---------- Provided data ----------

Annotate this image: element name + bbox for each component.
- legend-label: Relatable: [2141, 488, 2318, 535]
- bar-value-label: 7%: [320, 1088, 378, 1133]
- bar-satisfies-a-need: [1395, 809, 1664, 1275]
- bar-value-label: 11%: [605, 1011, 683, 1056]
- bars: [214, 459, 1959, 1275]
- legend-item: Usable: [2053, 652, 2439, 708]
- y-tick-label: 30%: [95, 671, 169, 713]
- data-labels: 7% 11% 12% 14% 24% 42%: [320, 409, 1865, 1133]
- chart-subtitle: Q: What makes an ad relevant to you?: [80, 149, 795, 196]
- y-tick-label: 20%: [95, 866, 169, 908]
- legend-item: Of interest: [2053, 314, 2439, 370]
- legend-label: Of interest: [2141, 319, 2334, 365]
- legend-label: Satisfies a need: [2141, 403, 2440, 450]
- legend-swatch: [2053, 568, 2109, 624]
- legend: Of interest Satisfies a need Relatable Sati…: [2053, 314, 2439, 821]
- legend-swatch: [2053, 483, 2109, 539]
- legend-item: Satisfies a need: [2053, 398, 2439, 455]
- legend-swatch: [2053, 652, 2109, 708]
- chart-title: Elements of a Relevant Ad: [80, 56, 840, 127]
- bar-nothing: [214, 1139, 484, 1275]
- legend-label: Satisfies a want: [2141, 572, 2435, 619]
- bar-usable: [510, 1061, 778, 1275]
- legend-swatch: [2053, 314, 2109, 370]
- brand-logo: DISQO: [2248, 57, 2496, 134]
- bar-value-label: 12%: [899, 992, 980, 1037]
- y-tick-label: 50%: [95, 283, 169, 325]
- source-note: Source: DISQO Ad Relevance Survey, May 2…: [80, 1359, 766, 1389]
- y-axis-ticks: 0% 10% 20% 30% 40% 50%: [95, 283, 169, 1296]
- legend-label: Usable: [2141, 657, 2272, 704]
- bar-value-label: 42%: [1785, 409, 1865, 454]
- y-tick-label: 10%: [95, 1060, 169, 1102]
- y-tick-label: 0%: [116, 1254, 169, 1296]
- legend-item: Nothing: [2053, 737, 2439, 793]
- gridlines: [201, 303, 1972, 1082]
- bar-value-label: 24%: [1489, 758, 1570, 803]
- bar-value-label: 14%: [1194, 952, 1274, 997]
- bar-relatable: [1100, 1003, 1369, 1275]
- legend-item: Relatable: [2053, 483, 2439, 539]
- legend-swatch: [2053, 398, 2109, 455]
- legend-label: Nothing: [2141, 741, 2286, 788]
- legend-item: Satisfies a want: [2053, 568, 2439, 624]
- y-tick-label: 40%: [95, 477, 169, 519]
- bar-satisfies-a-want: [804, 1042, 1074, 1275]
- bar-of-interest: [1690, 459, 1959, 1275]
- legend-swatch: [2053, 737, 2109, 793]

----------

### What you should do
How many of the lines above contain the string "need"? Reply with the number alone.

### Complete output
4